WHAT THE TASK ASKS:
Count the lines in the data below where the string "Masar" occurs, please, and give the number alone.

_ _ _ _

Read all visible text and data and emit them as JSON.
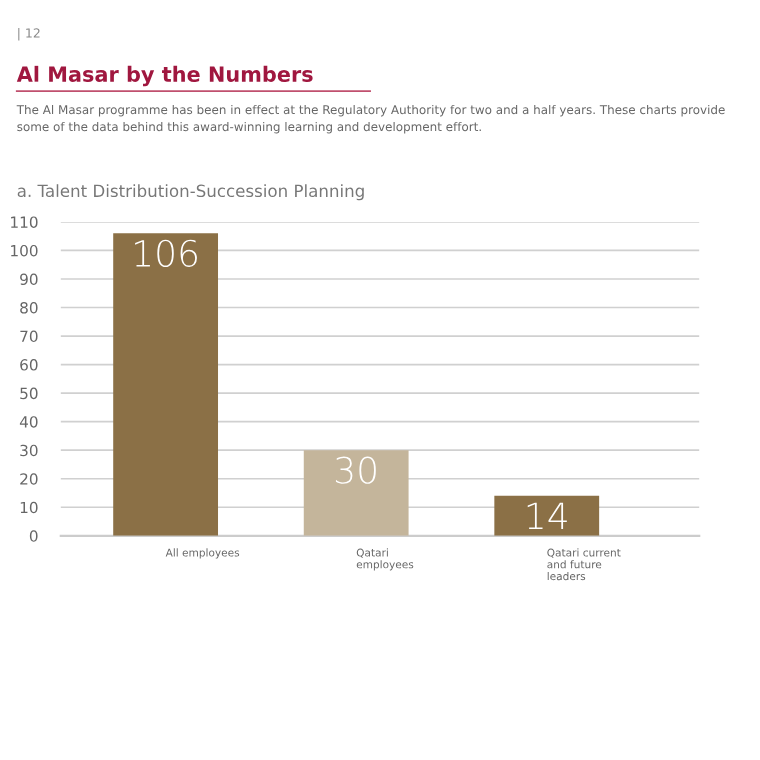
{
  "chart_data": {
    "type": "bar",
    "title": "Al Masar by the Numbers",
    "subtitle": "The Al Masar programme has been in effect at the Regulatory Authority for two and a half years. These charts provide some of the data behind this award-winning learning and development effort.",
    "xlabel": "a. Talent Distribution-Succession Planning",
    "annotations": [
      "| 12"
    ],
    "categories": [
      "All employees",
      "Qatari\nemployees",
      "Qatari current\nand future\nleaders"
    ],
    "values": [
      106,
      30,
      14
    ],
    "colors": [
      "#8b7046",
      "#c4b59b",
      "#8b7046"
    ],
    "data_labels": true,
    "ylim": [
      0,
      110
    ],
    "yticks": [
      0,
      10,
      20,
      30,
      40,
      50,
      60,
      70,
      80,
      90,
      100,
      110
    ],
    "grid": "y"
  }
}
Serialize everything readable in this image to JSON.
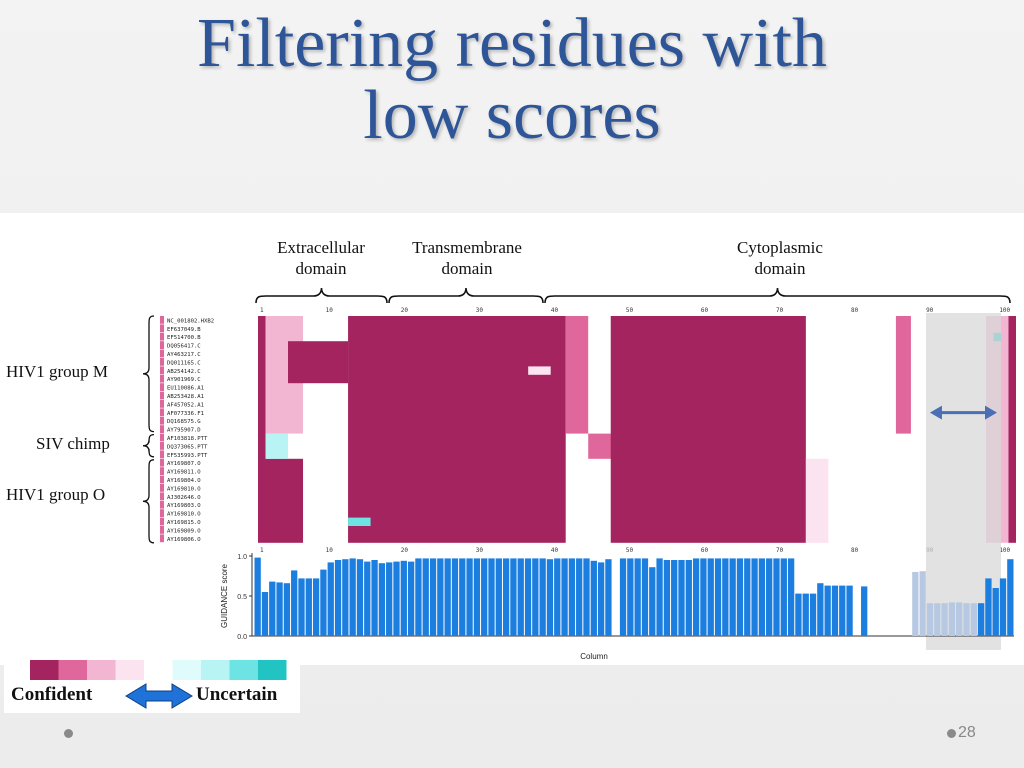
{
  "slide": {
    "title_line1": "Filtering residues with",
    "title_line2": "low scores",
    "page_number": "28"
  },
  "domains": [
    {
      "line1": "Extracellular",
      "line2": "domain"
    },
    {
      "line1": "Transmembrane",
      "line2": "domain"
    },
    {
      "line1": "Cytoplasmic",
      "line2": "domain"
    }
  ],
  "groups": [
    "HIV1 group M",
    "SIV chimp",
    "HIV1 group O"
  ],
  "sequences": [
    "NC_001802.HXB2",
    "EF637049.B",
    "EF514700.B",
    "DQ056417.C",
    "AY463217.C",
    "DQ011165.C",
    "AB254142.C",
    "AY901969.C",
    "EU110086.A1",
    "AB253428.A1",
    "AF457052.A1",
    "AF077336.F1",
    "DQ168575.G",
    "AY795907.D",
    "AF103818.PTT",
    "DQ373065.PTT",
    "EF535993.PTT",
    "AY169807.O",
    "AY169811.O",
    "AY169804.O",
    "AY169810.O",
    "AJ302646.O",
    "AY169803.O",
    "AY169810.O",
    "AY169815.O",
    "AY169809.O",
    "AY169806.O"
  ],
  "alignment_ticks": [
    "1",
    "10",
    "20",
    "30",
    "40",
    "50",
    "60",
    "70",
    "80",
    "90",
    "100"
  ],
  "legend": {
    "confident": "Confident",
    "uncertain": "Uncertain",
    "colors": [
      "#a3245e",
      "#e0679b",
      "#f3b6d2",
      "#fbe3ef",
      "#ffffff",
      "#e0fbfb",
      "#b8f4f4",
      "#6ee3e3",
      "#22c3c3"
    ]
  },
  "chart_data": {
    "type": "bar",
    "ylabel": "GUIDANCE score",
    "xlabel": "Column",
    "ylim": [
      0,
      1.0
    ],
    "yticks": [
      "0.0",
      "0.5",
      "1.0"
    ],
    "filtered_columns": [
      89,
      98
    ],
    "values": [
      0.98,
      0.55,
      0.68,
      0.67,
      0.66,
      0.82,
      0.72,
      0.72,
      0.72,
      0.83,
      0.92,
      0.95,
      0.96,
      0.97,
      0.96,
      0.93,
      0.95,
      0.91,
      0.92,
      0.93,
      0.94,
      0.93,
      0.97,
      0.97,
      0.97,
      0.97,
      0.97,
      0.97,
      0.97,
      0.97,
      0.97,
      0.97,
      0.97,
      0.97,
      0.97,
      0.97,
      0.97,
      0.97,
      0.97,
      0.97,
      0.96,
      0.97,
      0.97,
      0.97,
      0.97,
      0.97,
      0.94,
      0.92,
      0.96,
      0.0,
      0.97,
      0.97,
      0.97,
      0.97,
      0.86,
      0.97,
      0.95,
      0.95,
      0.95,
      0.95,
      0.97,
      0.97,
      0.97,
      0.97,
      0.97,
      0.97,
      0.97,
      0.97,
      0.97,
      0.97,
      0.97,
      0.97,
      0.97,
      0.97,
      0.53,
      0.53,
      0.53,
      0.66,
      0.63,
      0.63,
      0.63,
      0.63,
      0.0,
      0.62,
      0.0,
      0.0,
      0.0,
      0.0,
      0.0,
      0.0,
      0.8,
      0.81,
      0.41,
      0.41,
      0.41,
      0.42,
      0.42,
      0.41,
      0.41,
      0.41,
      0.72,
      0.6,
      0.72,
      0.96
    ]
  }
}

_ _ _ _

COMPLETE OUTPUT:
2